Stored dataset items:
+---+

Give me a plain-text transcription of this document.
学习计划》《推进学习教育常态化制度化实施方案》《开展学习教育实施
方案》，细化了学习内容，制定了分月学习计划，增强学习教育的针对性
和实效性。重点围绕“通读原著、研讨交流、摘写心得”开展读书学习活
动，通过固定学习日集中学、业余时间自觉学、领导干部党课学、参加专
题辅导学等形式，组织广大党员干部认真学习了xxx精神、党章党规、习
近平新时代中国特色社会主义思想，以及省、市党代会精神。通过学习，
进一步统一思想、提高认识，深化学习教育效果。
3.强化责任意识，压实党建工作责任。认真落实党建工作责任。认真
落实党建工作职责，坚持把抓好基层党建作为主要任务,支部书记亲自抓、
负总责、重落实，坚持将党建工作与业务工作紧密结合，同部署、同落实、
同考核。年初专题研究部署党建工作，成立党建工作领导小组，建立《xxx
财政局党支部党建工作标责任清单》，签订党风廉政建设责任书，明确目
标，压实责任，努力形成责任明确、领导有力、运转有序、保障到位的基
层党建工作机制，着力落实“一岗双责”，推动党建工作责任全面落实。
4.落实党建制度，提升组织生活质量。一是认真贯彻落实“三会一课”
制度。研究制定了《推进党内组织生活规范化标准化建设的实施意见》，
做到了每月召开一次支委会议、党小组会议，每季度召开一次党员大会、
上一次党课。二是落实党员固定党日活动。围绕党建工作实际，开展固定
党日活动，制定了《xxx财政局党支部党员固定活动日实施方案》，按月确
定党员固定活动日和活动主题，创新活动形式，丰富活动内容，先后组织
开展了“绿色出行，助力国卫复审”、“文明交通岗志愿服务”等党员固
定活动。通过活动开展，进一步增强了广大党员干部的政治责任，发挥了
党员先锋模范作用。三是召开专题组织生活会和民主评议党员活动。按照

+---+

Could you reproduce every record above exactly as it appears?

EXERCISE RESULT:
Give me a plain-text transcription of this document.
学习计划》《推进学习教育常态化制度化实施方案》《开展学习教育实施
方案》，细化了学习内容，制定了分月学习计划，增强学习教育的针对性
和实效性。重点围绕“通读原著、研讨交流、摘写心得”开展读书学习活
动，通过固定学习日集中学、业余时间自觉学、领导干部党课学、参加专
题辅导学等形式，组织广大党员干部认真学习了xxx精神、党章党规、习
近平新时代中国特色社会主义思想，以及省、市党代会精神。通过学习，
进一步统一思想、提高认识，深化学习教育效果。
3.强化责任意识，压实党建工作责任。认真落实党建工作责任。认真
落实党建工作职责，坚持把抓好基层党建作为主要任务,支部书记亲自抓、
负总责、重落实，坚持将党建工作与业务工作紧密结合，同部署、同落实、
同考核。年初专题研究部署党建工作，成立党建工作领导小组，建立《xxx
财政局党支部党建工作标责任清单》，签订党风廉政建设责任书，明确目
标，压实责任，努力形成责任明确、领导有力、运转有序、保障到位的基
层党建工作机制，着力落实“一岗双责”，推动党建工作责任全面落实。
4.落实党建制度，提升组织生活质量。一是认真贯彻落实“三会一课”
制度。研究制定了《推进党内组织生活规范化标准化建设的实施意见》，
做到了每月召开一次支委会议、党小组会议，每季度召开一次党员大会、
上一次党课。二是落实党员固定党日活动。围绕党建工作实际，开展固定
党日活动，制定了《xxx财政局党支部党员固定活动日实施方案》，按月确
定党员固定活动日和活动主题，创新活动形式，丰富活动内容，先后组织
开展了“绿色出行，助力国卫复审”、“文明交通岗志愿服务”等党员固
定活动。通过活动开展，进一步增强了广大党员干部的政治责任，发挥了
党员先锋模范作用。三是召开专题组织生活会和民主评议党员活动。按照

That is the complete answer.